=== WHAT THE TASK ASKS ===
Records follow. Copy every line with "Game".

[START DATA SUPPLIED]

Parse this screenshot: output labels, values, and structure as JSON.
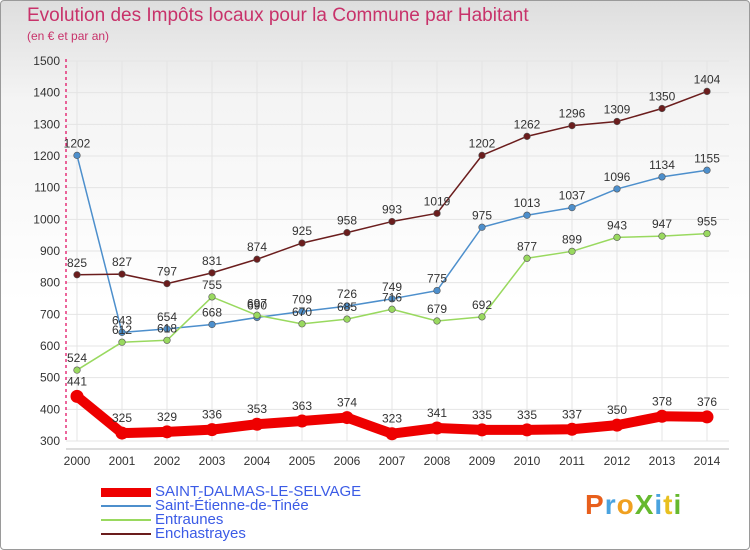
{
  "header": {
    "title": "Evolution des Impôts locaux pour la Commune par Habitant",
    "subtitle": "(en € et par an)"
  },
  "logo": {
    "text": "ProXiti"
  },
  "chart_data": {
    "type": "line",
    "title": "Evolution des Impôts locaux pour la Commune par Habitant",
    "subtitle": "(en € et par an)",
    "x": [
      "2000",
      "2001",
      "2002",
      "2003",
      "2004",
      "2005",
      "2006",
      "2007",
      "2008",
      "2009",
      "2010",
      "2011",
      "2012",
      "2013",
      "2014"
    ],
    "ylim": [
      300,
      1500
    ],
    "yticks": [
      300,
      400,
      500,
      600,
      700,
      800,
      900,
      1000,
      1100,
      1200,
      1300,
      1400,
      1500
    ],
    "grid": true,
    "legend_position": "bottom-left",
    "series": [
      {
        "name": "SAINT-DALMAS-LE-SELVAGE",
        "color": "#ee0000",
        "emphasis": true,
        "values": [
          441,
          325,
          329,
          336,
          353,
          363,
          374,
          323,
          341,
          335,
          335,
          337,
          350,
          378,
          376
        ]
      },
      {
        "name": "Saint-Étienne-de-Tinée",
        "color": "#4d8fcc",
        "values": [
          1202,
          643,
          654,
          668,
          690,
          709,
          726,
          749,
          775,
          975,
          1013,
          1037,
          1096,
          1134,
          1155
        ]
      },
      {
        "name": "Entraunes",
        "color": "#99d95f",
        "values": [
          524,
          612,
          618,
          755,
          697,
          670,
          685,
          716,
          679,
          692,
          877,
          899,
          943,
          947,
          955
        ]
      },
      {
        "name": "Enchastrayes",
        "color": "#6b1d1d",
        "values": [
          825,
          827,
          797,
          831,
          874,
          925,
          958,
          993,
          1019,
          1202,
          1262,
          1296,
          1309,
          1350,
          1404
        ]
      }
    ]
  }
}
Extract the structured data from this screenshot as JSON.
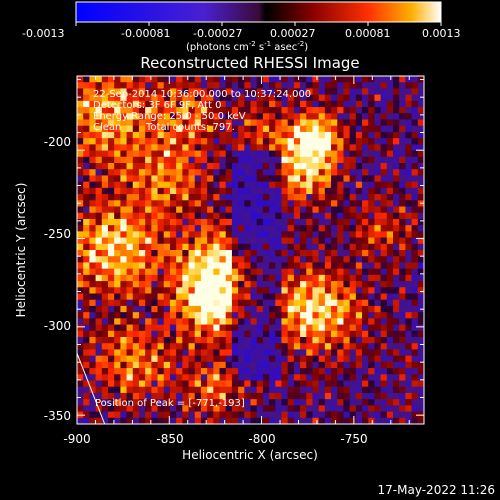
{
  "colorbar": {
    "ticks": [
      "-0.0013",
      "-0.00081",
      "-0.00027",
      "0.00027",
      "0.00081",
      "0.0013"
    ],
    "unit_parts": {
      "open": "(photons cm",
      "exp1": "-2",
      "s": " s",
      "exp2": "-1",
      "asec": " asec",
      "exp3": "-2",
      "close": ")"
    }
  },
  "title": "Reconstructed RHESSI Image",
  "info": {
    "line1": "22-Sep-2014 10:36:00.000 to 10:37:24.000",
    "line2": "Detectors: 3F 6F 9F, Att 0",
    "line3": "Energy Range: 25.0 - 50.0 keV",
    "line4_clean": "Clean",
    "line4_counts": "Total counts: 797.",
    "peak": "Position of Peak = [-771,-193]"
  },
  "axes": {
    "xlabel": "Heliocentric X (arcsec)",
    "ylabel": "Heliocentric Y (arcsec)",
    "xticks": [
      "-900",
      "-850",
      "-800",
      "-750"
    ],
    "yticks": [
      "-200",
      "-250",
      "-300",
      "-350"
    ]
  },
  "footer": {
    "date": "17-May-2022 11:26"
  },
  "chart_data": {
    "type": "heatmap",
    "title": "Reconstructed RHESSI Image",
    "xlabel": "Heliocentric X (arcsec)",
    "ylabel": "Heliocentric Y (arcsec)",
    "xlim": [
      -900,
      -712
    ],
    "ylim": [
      -355,
      -158
    ],
    "colorbar_range": [
      -0.0013,
      0.0013
    ],
    "peak": [
      -771,
      -193
    ],
    "limb_segment": [
      [
        -900,
        -315
      ],
      [
        -885,
        -355
      ]
    ],
    "hotspots": [
      {
        "x": -771,
        "y": -193,
        "amp": 1.0,
        "r": 10
      },
      {
        "x": -778,
        "y": -212,
        "amp": 0.8,
        "r": 12
      },
      {
        "x": -825,
        "y": -268,
        "amp": 1.0,
        "r": 15
      },
      {
        "x": -828,
        "y": -290,
        "amp": 0.8,
        "r": 12
      },
      {
        "x": -770,
        "y": -290,
        "amp": 0.9,
        "r": 16
      },
      {
        "x": -885,
        "y": -180,
        "amp": 0.7,
        "r": 20
      },
      {
        "x": -880,
        "y": -255,
        "amp": 0.85,
        "r": 18
      },
      {
        "x": -870,
        "y": -320,
        "amp": 0.6,
        "r": 15
      },
      {
        "x": -850,
        "y": -215,
        "amp": 0.55,
        "r": 15
      },
      {
        "x": -735,
        "y": -245,
        "amp": 0.35,
        "r": 12
      },
      {
        "x": -825,
        "y": -335,
        "amp": 0.5,
        "r": 12
      },
      {
        "x": -800,
        "y": -185,
        "amp": 0.4,
        "r": 10
      },
      {
        "x": -840,
        "y": -180,
        "amp": 0.5,
        "r": 12
      }
    ]
  }
}
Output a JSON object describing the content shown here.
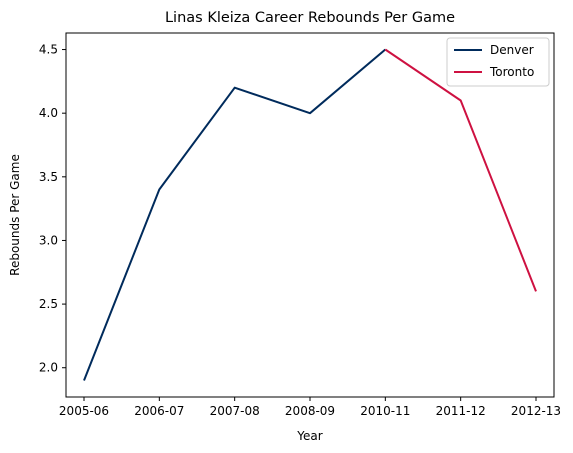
{
  "chart_data": {
    "type": "line",
    "title": "Linas Kleiza Career Rebounds Per Game",
    "xlabel": "Year",
    "ylabel": "Rebounds Per Game",
    "categories": [
      "2005-06",
      "2006-07",
      "2007-08",
      "2008-09",
      "2010-11",
      "2011-12",
      "2012-13"
    ],
    "series": [
      {
        "name": "Denver",
        "color": "#002B5C",
        "points": [
          {
            "x": "2005-06",
            "y": 1.9
          },
          {
            "x": "2006-07",
            "y": 3.4
          },
          {
            "x": "2007-08",
            "y": 4.2
          },
          {
            "x": "2008-09",
            "y": 4.0
          },
          {
            "x": "2010-11",
            "y": 4.5
          }
        ]
      },
      {
        "name": "Toronto",
        "color": "#CE1141",
        "points": [
          {
            "x": "2010-11",
            "y": 4.5
          },
          {
            "x": "2011-12",
            "y": 4.1
          },
          {
            "x": "2012-13",
            "y": 2.6
          }
        ]
      }
    ],
    "ylim": [
      1.77,
      4.63
    ],
    "yticks": [
      2.0,
      2.5,
      3.0,
      3.5,
      4.0,
      4.5
    ],
    "ytick_labels": [
      "2.0",
      "2.5",
      "3.0",
      "3.5",
      "4.0",
      "4.5"
    ],
    "grid": false,
    "legend": "top-right"
  }
}
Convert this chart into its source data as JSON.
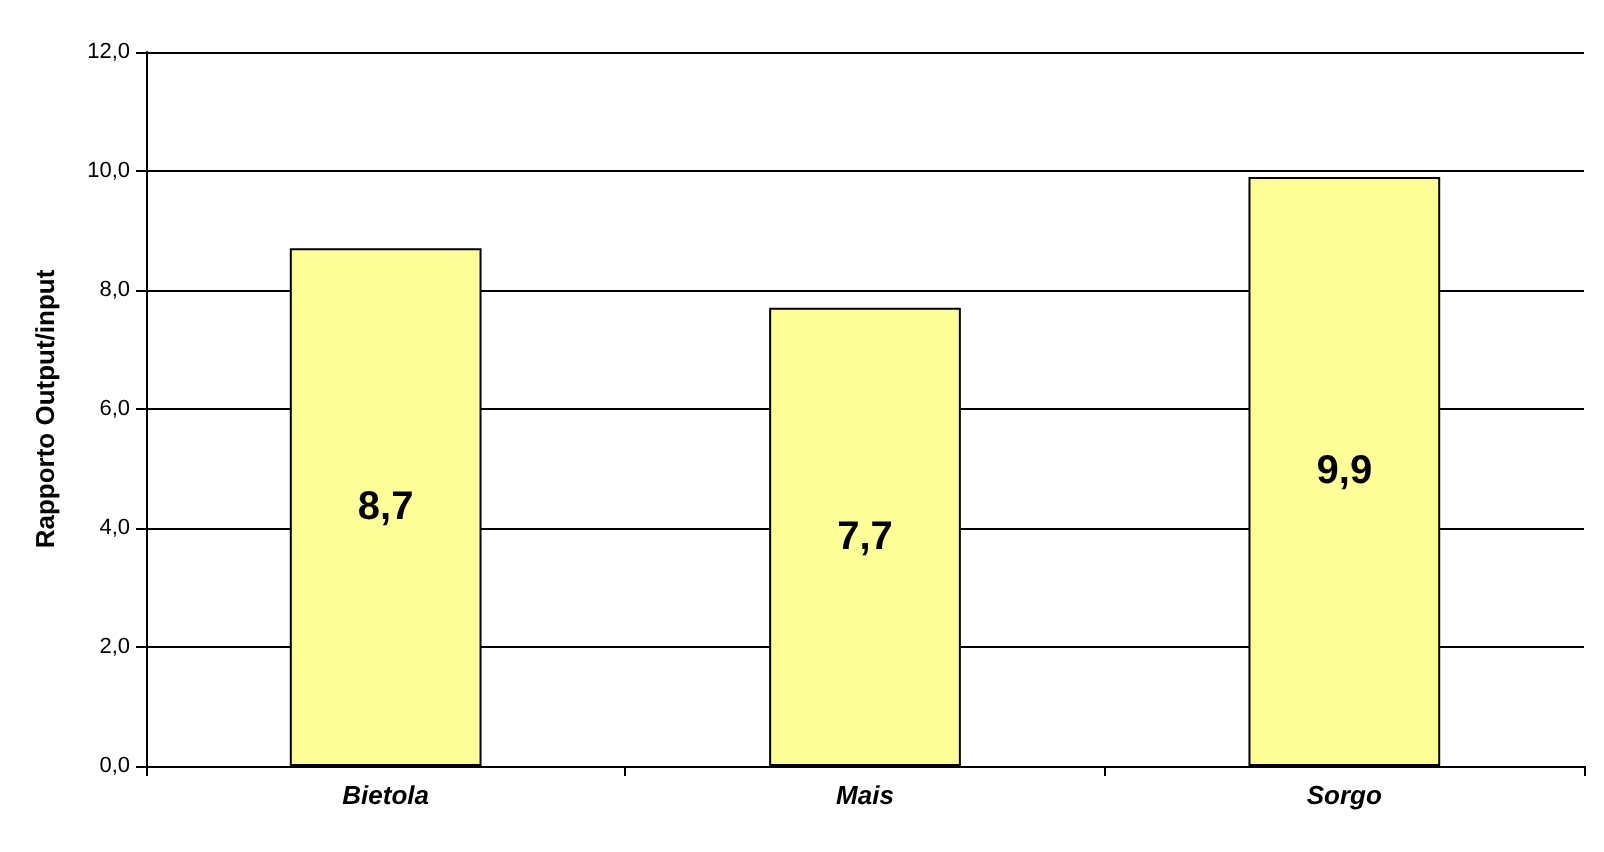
{
  "chart_data": {
    "type": "bar",
    "ylabel": "Rapporto Output/input",
    "categories": [
      "Bietola",
      "Mais",
      "Sorgo"
    ],
    "values": [
      8.7,
      7.7,
      9.9
    ],
    "value_labels": [
      "8,7",
      "7,7",
      "9,9"
    ],
    "color": "#ffff99",
    "ylim": [
      0,
      12
    ],
    "yticks": [
      {
        "value": 0,
        "label": "0,0"
      },
      {
        "value": 2,
        "label": "2,0"
      },
      {
        "value": 4,
        "label": "4,0"
      },
      {
        "value": 6,
        "label": "6,0"
      },
      {
        "value": 8,
        "label": "8,0"
      },
      {
        "value": 10,
        "label": "10,0"
      },
      {
        "value": 12,
        "label": "12,0"
      }
    ],
    "grid": "y"
  }
}
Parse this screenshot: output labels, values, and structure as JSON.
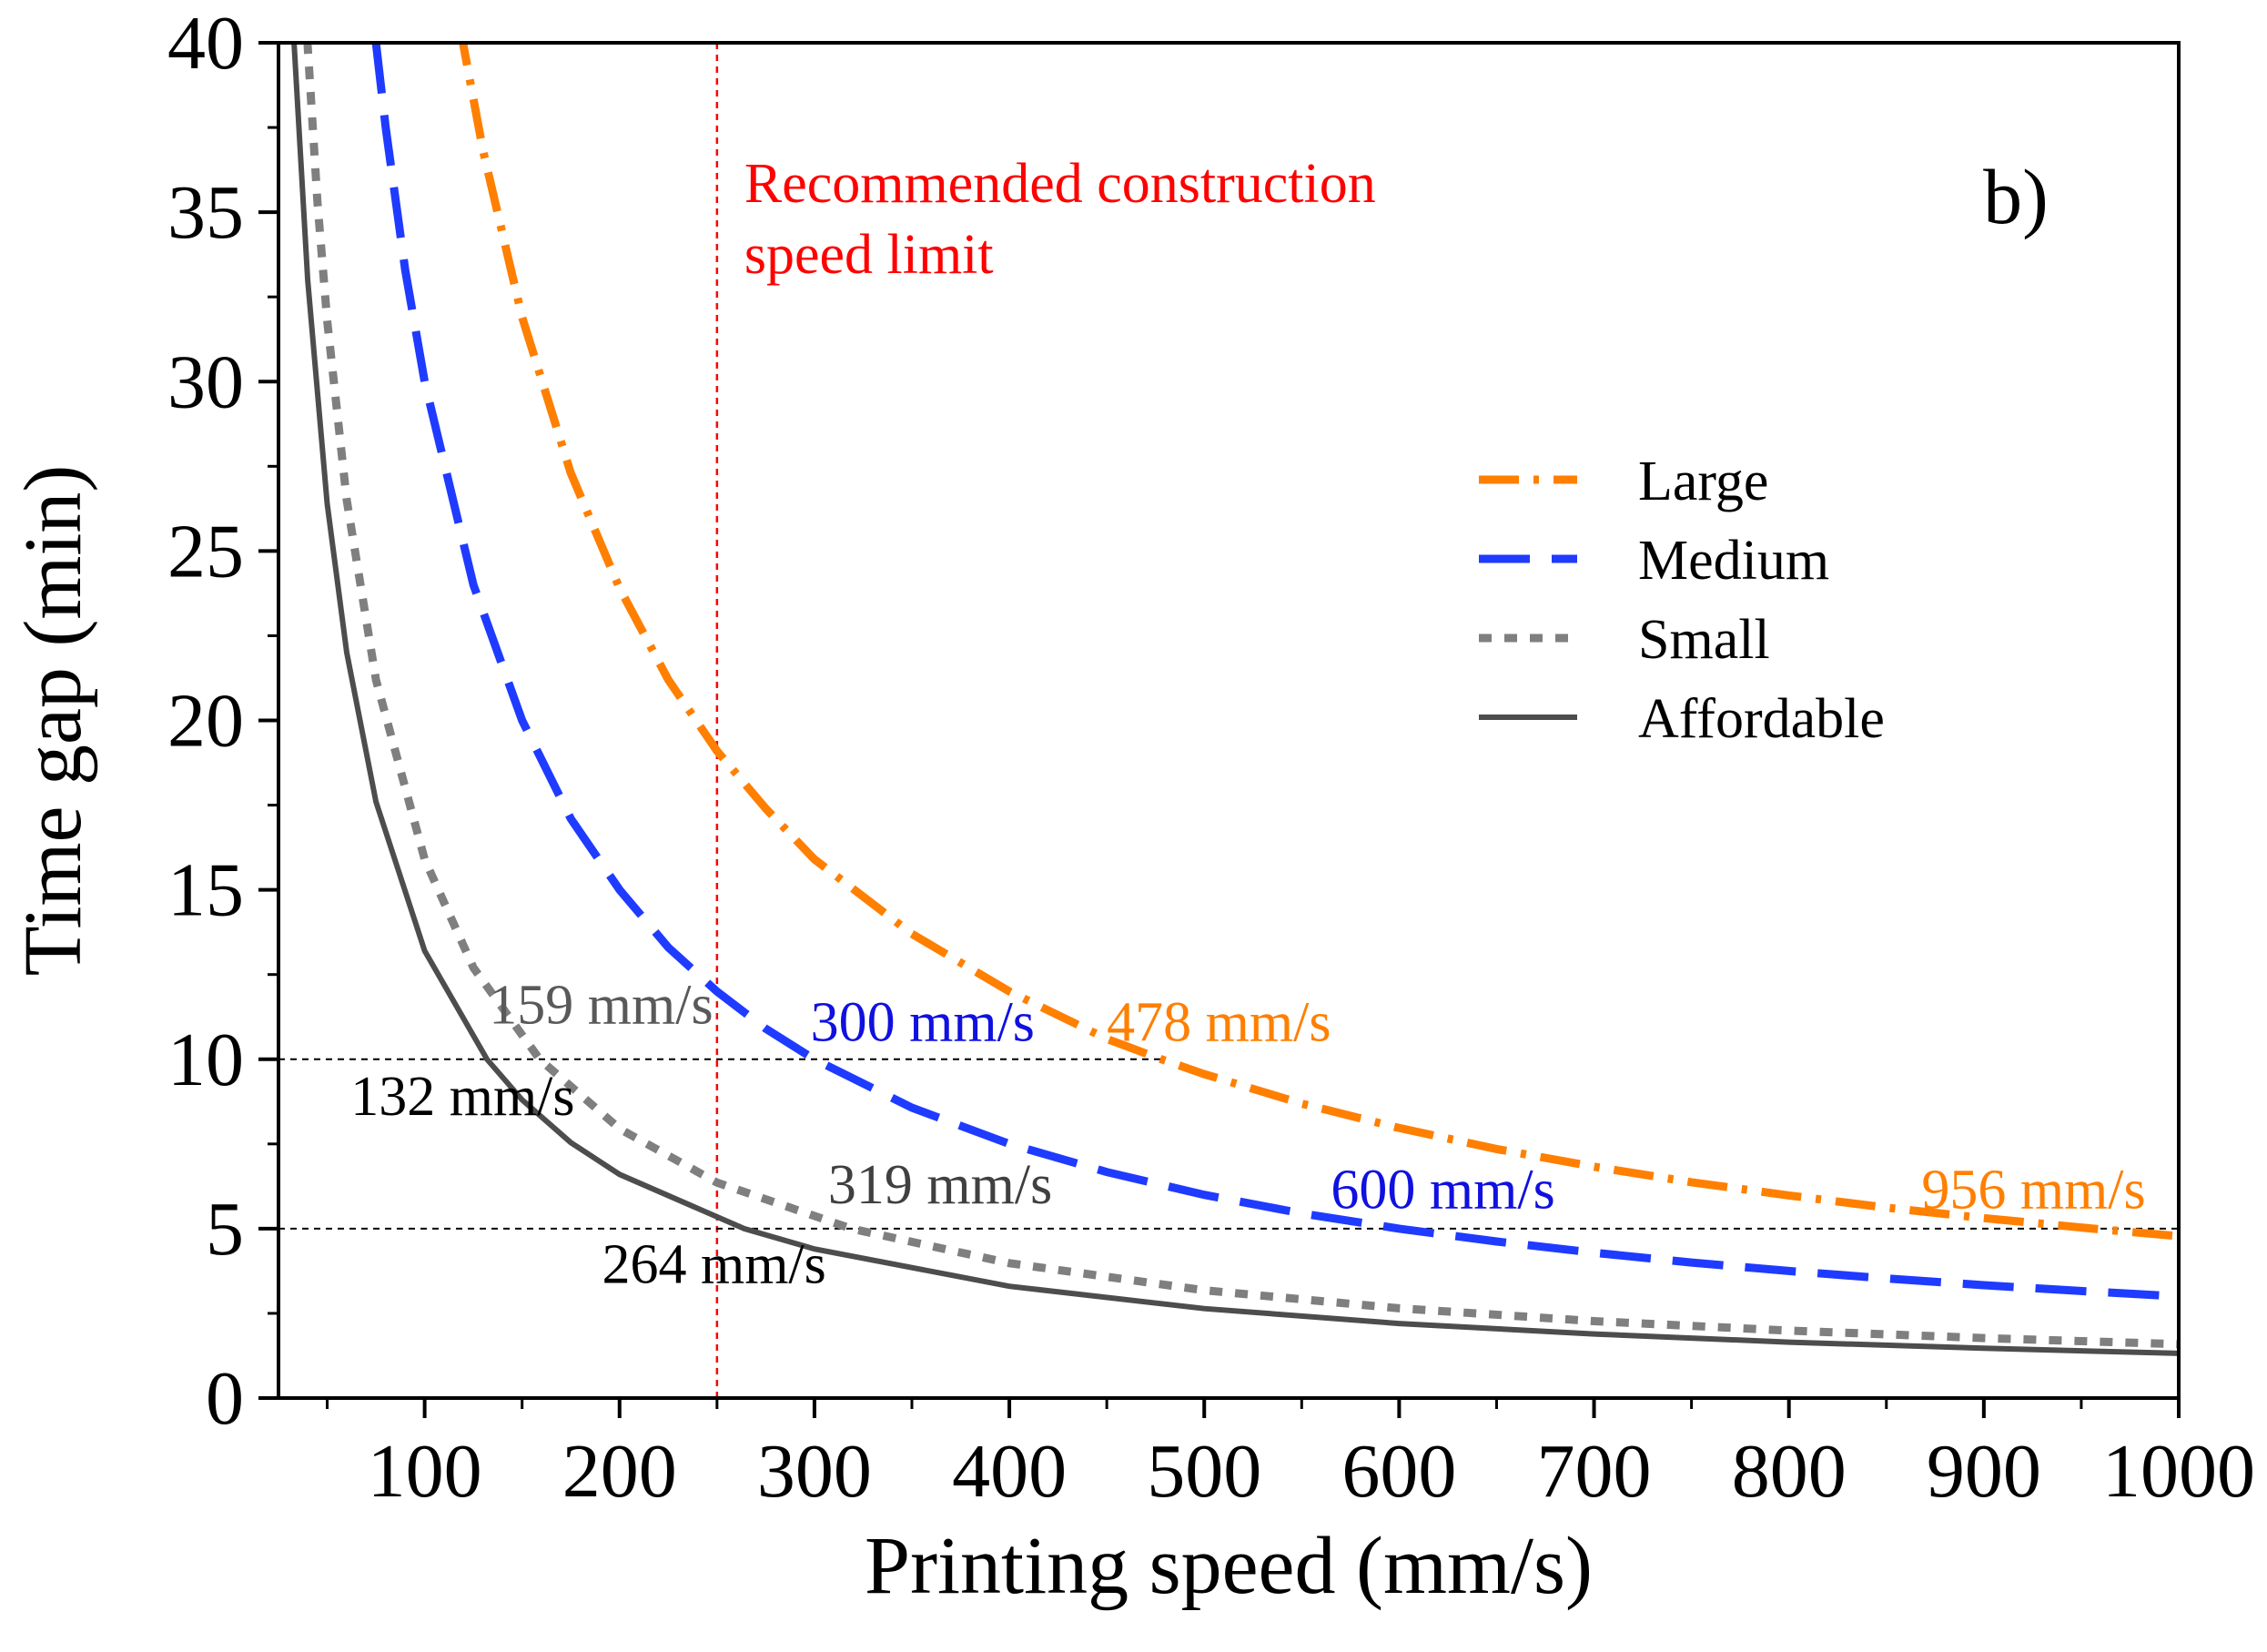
{
  "chart_data": {
    "type": "line",
    "panel_label": "b)",
    "xlabel": "Printing speed (mm/s)",
    "ylabel": "Time gap (min)",
    "xlim": [
      25,
      1000
    ],
    "ylim": [
      0,
      40
    ],
    "xticks": [
      100,
      200,
      300,
      400,
      500,
      600,
      700,
      800,
      900,
      1000
    ],
    "yticks": [
      0,
      5,
      10,
      15,
      20,
      25,
      30,
      35,
      40
    ],
    "grid": false,
    "legend_position": "right",
    "series": [
      {
        "name": "Large",
        "color": "#ff7f00",
        "style": "dash-dot",
        "x": [
          118,
          130,
          150,
          175,
          200,
          225,
          250,
          275,
          300,
          350,
          400,
          450,
          478,
          500,
          550,
          600,
          650,
          700,
          750,
          800,
          850,
          900,
          956,
          1000
        ],
        "y": [
          40.5,
          36.8,
          31.9,
          27.3,
          23.9,
          21.2,
          19.1,
          17.4,
          15.9,
          13.7,
          12.0,
          10.6,
          10.0,
          9.56,
          8.69,
          7.97,
          7.35,
          6.83,
          6.37,
          5.98,
          5.62,
          5.31,
          5.0,
          4.78
        ]
      },
      {
        "name": "Medium",
        "color": "#1f3bff",
        "style": "dashed",
        "x": [
          75,
          80,
          90,
          100,
          125,
          150,
          175,
          200,
          225,
          250,
          275,
          300,
          350,
          400,
          450,
          500,
          550,
          600,
          650,
          700,
          750,
          800,
          850,
          900,
          950,
          1000
        ],
        "y": [
          40.0,
          37.5,
          33.3,
          30.0,
          24.0,
          20.0,
          17.1,
          15.0,
          13.3,
          12.0,
          10.9,
          10.0,
          8.57,
          7.5,
          6.67,
          6.0,
          5.45,
          5.0,
          4.62,
          4.29,
          4.0,
          3.75,
          3.53,
          3.33,
          3.16,
          3.0
        ]
      },
      {
        "name": "Small",
        "color": "#7f7f7f",
        "style": "dotted",
        "x": [
          39,
          45,
          50,
          60,
          75,
          100,
          125,
          159,
          200,
          250,
          319,
          400,
          500,
          600,
          700,
          800,
          900,
          1000
        ],
        "y": [
          40.8,
          35.3,
          31.8,
          26.5,
          21.2,
          15.9,
          12.7,
          10.0,
          7.95,
          6.36,
          5.0,
          3.98,
          3.18,
          2.65,
          2.27,
          1.99,
          1.77,
          1.59
        ]
      },
      {
        "name": "Affordable",
        "color": "#4d4d4d",
        "style": "solid",
        "x": [
          33,
          40,
          50,
          60,
          75,
          100,
          132,
          150,
          175,
          200,
          264,
          300,
          400,
          500,
          600,
          700,
          800,
          900,
          1000
        ],
        "y": [
          40.0,
          33.0,
          26.4,
          22.0,
          17.6,
          13.2,
          10.0,
          8.8,
          7.54,
          6.6,
          5.0,
          4.4,
          3.3,
          2.64,
          2.2,
          1.89,
          1.65,
          1.47,
          1.32
        ]
      }
    ],
    "reference_lines": [
      {
        "orientation": "vertical",
        "x": 250,
        "color": "#ff0000",
        "style": "dotted",
        "label_lines": [
          "Recommended construction",
          "speed limit"
        ]
      },
      {
        "orientation": "horizontal",
        "y": 10,
        "x_range": [
          25,
          478
        ],
        "color": "#000000",
        "style": "dashed"
      },
      {
        "orientation": "horizontal",
        "y": 5,
        "x_range": [
          25,
          1000
        ],
        "color": "#000000",
        "style": "dashed"
      }
    ],
    "annotations": [
      {
        "text": "159 mm/s",
        "x": 133,
        "y": 11.05,
        "color": "#595959"
      },
      {
        "text": "300 mm/s",
        "x": 298,
        "y": 10.55,
        "color": "#1010e0"
      },
      {
        "text": "478 mm/s",
        "x": 450,
        "y": 10.55,
        "color": "#ff7f00"
      },
      {
        "text": "132 mm/s",
        "x": 62,
        "y": 8.35,
        "color": "#000000"
      },
      {
        "text": "319 mm/s",
        "x": 307,
        "y": 5.75,
        "color": "#404040"
      },
      {
        "text": "600 mm/s",
        "x": 565,
        "y": 5.6,
        "color": "#1010e0"
      },
      {
        "text": "956 mm/s",
        "x": 868,
        "y": 5.6,
        "color": "#ff7f00"
      },
      {
        "text": "264 mm/s",
        "x": 191,
        "y": 3.4,
        "color": "#000000"
      }
    ]
  }
}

[END DATA SUPPLIED]

=== RESPONSE TO THIS EXERCISE ===
    "title": "Linas Kleiza Career Rebounds Per Game",
    "ylabel": "Rebounds Per Game",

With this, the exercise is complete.